::: Records provided :::

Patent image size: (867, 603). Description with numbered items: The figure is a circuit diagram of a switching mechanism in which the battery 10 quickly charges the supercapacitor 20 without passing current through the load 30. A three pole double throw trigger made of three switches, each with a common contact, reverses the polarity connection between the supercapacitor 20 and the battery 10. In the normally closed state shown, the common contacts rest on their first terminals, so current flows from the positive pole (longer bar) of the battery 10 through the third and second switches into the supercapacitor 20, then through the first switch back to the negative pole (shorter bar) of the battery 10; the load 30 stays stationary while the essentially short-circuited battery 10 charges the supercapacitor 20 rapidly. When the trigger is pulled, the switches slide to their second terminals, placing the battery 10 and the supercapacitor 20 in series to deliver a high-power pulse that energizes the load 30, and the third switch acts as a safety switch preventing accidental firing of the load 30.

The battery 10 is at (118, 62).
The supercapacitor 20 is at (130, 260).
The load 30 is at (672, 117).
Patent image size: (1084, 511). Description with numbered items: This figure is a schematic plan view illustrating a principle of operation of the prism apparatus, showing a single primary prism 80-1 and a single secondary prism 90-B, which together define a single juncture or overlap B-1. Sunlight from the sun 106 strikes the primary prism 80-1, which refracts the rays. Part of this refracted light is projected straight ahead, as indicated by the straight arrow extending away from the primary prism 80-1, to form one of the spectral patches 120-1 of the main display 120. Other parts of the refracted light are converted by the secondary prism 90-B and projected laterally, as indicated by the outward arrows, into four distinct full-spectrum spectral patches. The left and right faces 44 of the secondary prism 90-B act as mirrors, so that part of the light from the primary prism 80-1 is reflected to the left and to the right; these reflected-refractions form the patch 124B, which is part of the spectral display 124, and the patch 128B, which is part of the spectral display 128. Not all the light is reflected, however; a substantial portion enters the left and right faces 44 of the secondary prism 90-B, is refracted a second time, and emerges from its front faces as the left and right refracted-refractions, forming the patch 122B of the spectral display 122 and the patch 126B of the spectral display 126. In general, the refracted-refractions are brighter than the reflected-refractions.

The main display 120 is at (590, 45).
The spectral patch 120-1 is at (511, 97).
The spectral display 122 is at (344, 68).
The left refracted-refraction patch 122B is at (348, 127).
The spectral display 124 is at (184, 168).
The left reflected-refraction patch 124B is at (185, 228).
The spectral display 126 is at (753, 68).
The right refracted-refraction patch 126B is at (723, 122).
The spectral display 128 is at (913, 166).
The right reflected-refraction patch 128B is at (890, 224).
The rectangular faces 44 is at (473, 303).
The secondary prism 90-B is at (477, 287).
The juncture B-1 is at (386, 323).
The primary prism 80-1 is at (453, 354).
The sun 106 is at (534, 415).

:::

Direction: Can you reproduce all of the records above verbatim, line for line?

In response:
Patent image size: (867, 603). Description with numbered items: The figure is a circuit diagram of a switching mechanism in which the battery 10 quickly charges the supercapacitor 20 without passing current through the load 30. A three pole double throw trigger made of three switches, each with a common contact, reverses the polarity connection between the supercapacitor 20 and the battery 10. In the normally closed state shown, the common contacts rest on their first terminals, so current flows from the positive pole (longer bar) of the battery 10 through the third and second switches into the supercapacitor 20, then through the first switch back to the negative pole (shorter bar) of the battery 10; the load 30 stays stationary while the essentially short-circuited battery 10 charges the supercapacitor 20 rapidly. When the trigger is pulled, the switches slide to their second terminals, placing the battery 10 and the supercapacitor 20 in series to deliver a high-power pulse that energizes the load 30, and the third switch acts as a safety switch preventing accidental firing of the load 30.

The battery 10 is at (118, 62).
The supercapacitor 20 is at (130, 260).
The load 30 is at (672, 117).
Patent image size: (1084, 511). Description with numbered items: This figure is a schematic plan view illustrating a principle of operation of the prism apparatus, showing a single primary prism 80-1 and a single secondary prism 90-B, which together define a single juncture or overlap B-1. Sunlight from the sun 106 strikes the primary prism 80-1, which refracts the rays. Part of this refracted light is projected straight ahead, as indicated by the straight arrow extending away from the primary prism 80-1, to form one of the spectral patches 120-1 of the main display 120. Other parts of the refracted light are converted by the secondary prism 90-B and projected laterally, as indicated by the outward arrows, into four distinct full-spectrum spectral patches. The left and right faces 44 of the secondary prism 90-B act as mirrors, so that part of the light from the primary prism 80-1 is reflected to the left and to the right; these reflected-refractions form the patch 124B, which is part of the spectral display 124, and the patch 128B, which is part of the spectral display 128. Not all the light is reflected, however; a substantial portion enters the left and right faces 44 of the secondary prism 90-B, is refracted a second time, and emerges from its front faces as the left and right refracted-refractions, forming the patch 122B of the spectral display 122 and the patch 126B of the spectral display 126. In general, the refracted-refractions are brighter than the reflected-refractions.

The main display 120 is at (590, 45).
The spectral patch 120-1 is at (511, 97).
The spectral display 122 is at (344, 68).
The left refracted-refraction patch 122B is at (348, 127).
The spectral display 124 is at (184, 168).
The left reflected-refraction patch 124B is at (185, 228).
The spectral display 126 is at (753, 68).
The right refracted-refraction patch 126B is at (723, 122).
The spectral display 128 is at (913, 166).
The right reflected-refraction patch 128B is at (890, 224).
The rectangular faces 44 is at (473, 303).
The secondary prism 90-B is at (477, 287).
The juncture B-1 is at (386, 323).
The primary prism 80-1 is at (453, 354).
The sun 106 is at (534, 415).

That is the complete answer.